**RECORDS FOR THIS TASK:**
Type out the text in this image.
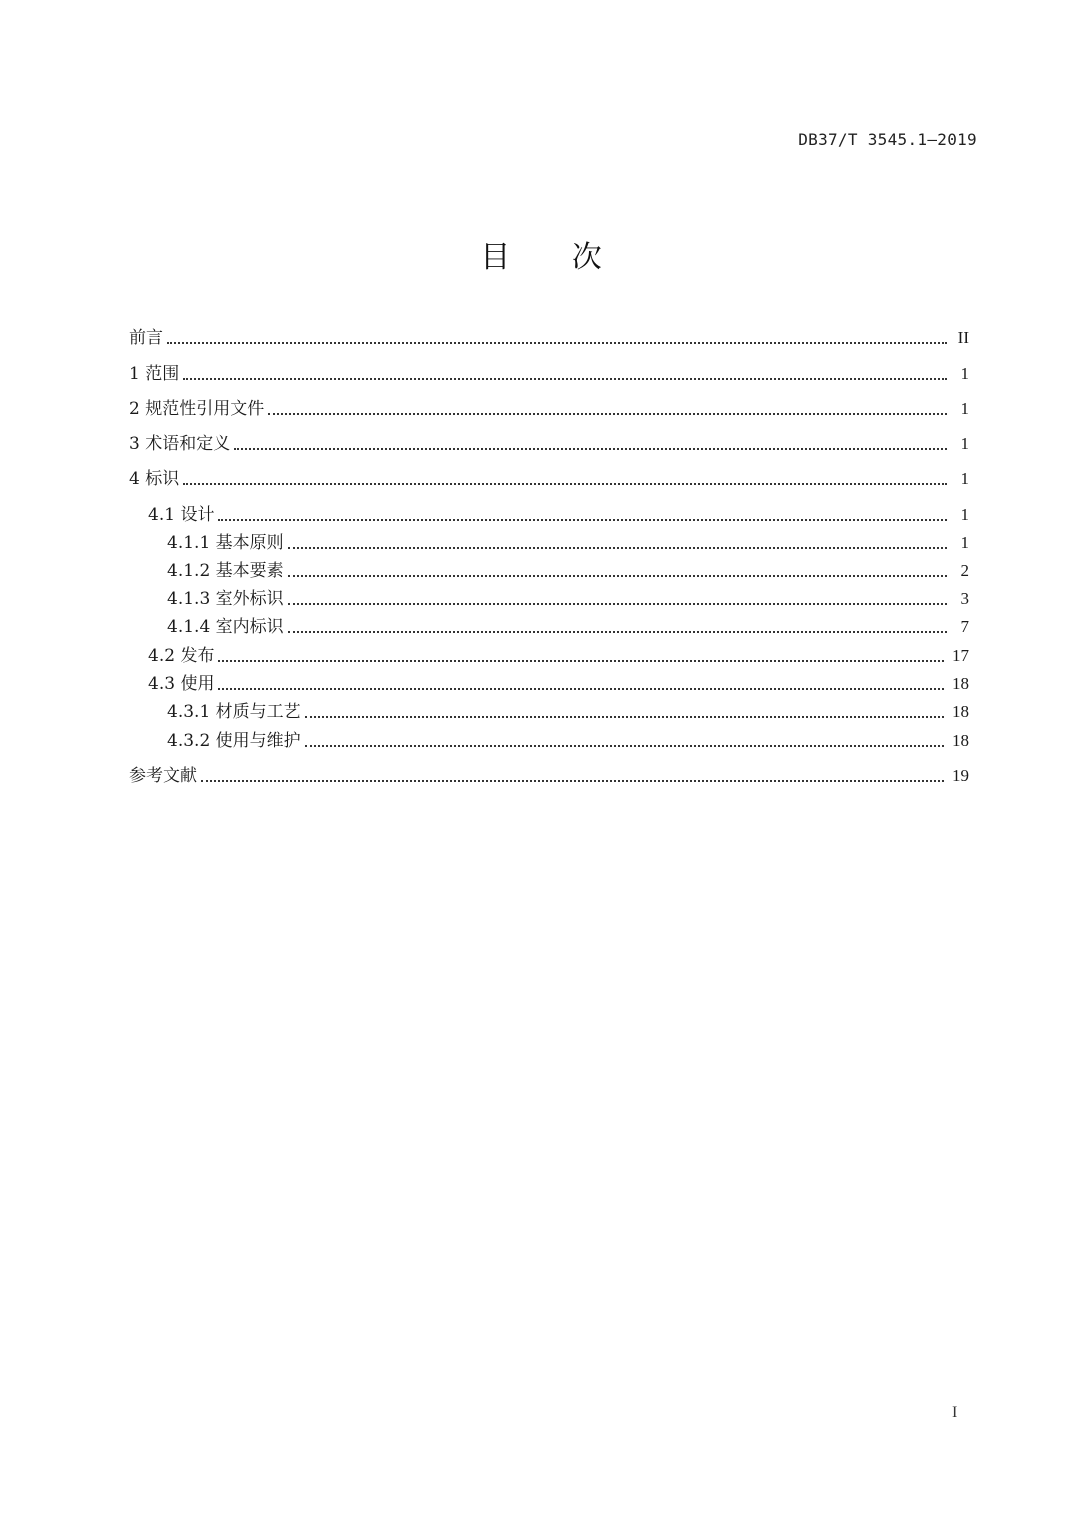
DB37/T 3545.1—2019
目 次
前言	II
1 范围	1
2 规范性引用文件	1
3 术语和定义	1
4 标识	1
4.1 设计	1
4.1.1 基本原则	1
4.1.2 基本要素	2
4.1.3 室外标识	3
4.1.4 室内标识	7
4.2 发布	17
4.3 使用	18
4.3.1 材质与工艺	18
4.3.2 使用与维护	18
参考文献	19
I
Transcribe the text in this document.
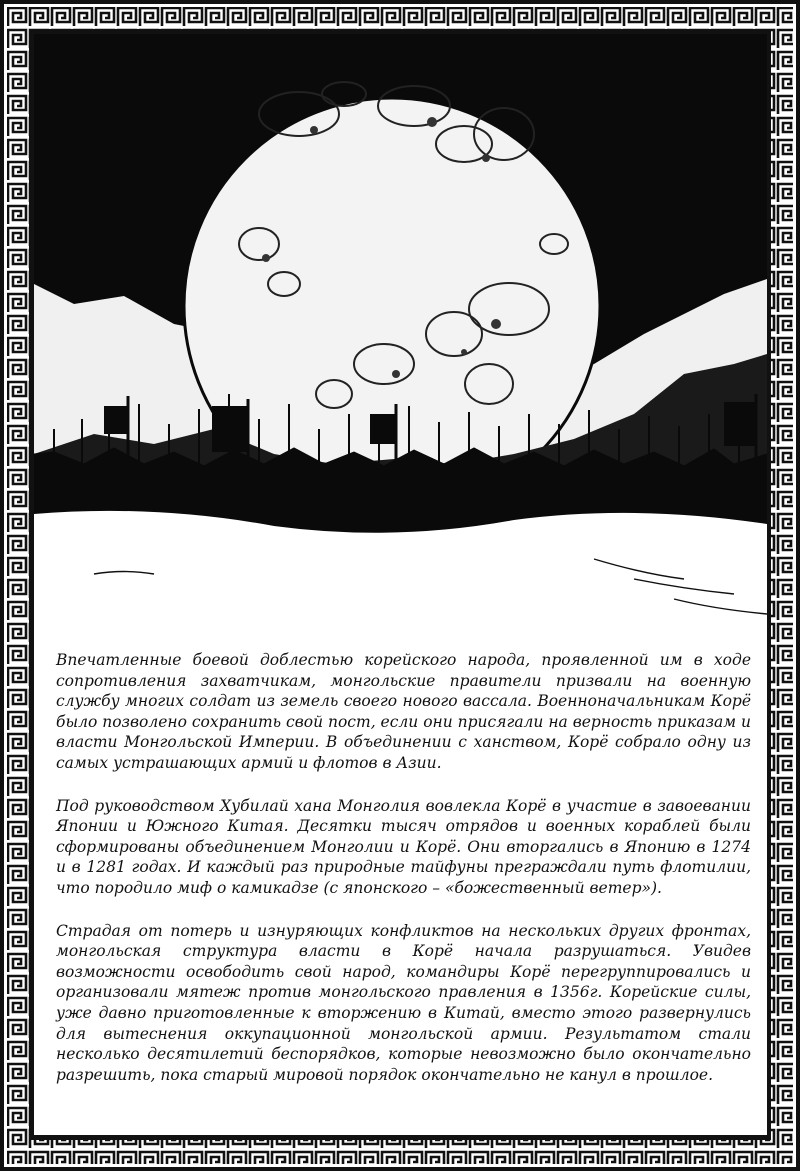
Впечатленные боевой доблестью корейского народа, проявленной им в ходе сопротивления захватчикам, монгольские правители призвали на военную службу многих солдат из земель своего нового вассала. Военноначальникам Корё было позволено сохранить свой пост, если они присягали на верность приказам и власти Монгольской Империи. В объединении с ханством, Корё собрало одну из самых устрашающих армий и флотов в Азии.

Под руководством Хубилай хана Монголия вовлекла Корё в участие в завоевании Японии и Южного Китая. Десятки тысяч отрядов и военных кораблей были сформированы объединением Монголии и Корё. Они вторгались в Японию в 1274 и в 1281 годах. И каждый раз природные тайфуны преграждали путь флотилии, что породило миф о камикадзе (с японского – «божественный ветер»).

Страдая от потерь и изнуряющих конфликтов на нескольких других фронтах, монгольская структура власти в Корё начала разрушаться. Увидев возможности освободить свой народ, командиры Корё перегруппировались и организовали мятеж против монгольского правления в 1356г. Корейские силы, уже давно приготовленные к вторжению в Китай, вместо этого развернулись для вытеснения оккупационной монгольской армии. Результатом стали несколько десятилетий беспорядков, которые невозможно было окончательно разрешить, пока старый мировой порядок окончательно не канул в прошлое.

**WRITTEN EXERCISE:**
Repeat each entry precisely as it appears. Leave the pictures out.

**SOLUTION FOR THIS PROBLEM:**
Type out the text in this image.
DB37/T 3545.1—2019
目 次
前言	II
1 范围	1
2 规范性引用文件	1
3 术语和定义	1
4 标识	1
4.1 设计	1
4.1.1 基本原则	1
4.1.2 基本要素	2
4.1.3 室外标识	3
4.1.4 室内标识	7
4.2 发布	17
4.3 使用	18
4.3.1 材质与工艺	18
4.3.2 使用与维护	18
参考文献	19
I
Transcribe the text in this document.
Впечатленные боевой доблестью корейского народа, проявленной им в ходе сопротивления захватчикам, монгольские правители призвали на военную службу многих солдат из земель своего нового вассала. Военноначальникам Корё было позволено сохранить свой пост, если они присягали на верность приказам и власти Монгольской Империи. В объединении с ханством, Корё собрало одну из самых устрашающих армий и флотов в Азии.

Под руководством Хубилай хана Монголия вовлекла Корё в участие в завоевании Японии и Южного Китая. Десятки тысяч отрядов и военных кораблей были сформированы объединением Монголии и Корё. Они вторгались в Японию в 1274 и в 1281 годах. И каждый раз природные тайфуны преграждали путь флотилии, что породило миф о камикадзе (с японского – «божественный ветер»).

Страдая от потерь и изнуряющих конфликтов на нескольких других фронтах, монгольская структура власти в Корё начала разрушаться. Увидев возможности освободить свой народ, командиры Корё перегруппировались и организовали мятеж против монгольского правления в 1356г. Корейские силы, уже давно приготовленные к вторжению в Китай, вместо этого развернулись для вытеснения оккупационной монгольской армии. Результатом стали несколько десятилетий беспорядков, которые невозможно было окончательно разрешить, пока старый мировой порядок окончательно не канул в прошлое.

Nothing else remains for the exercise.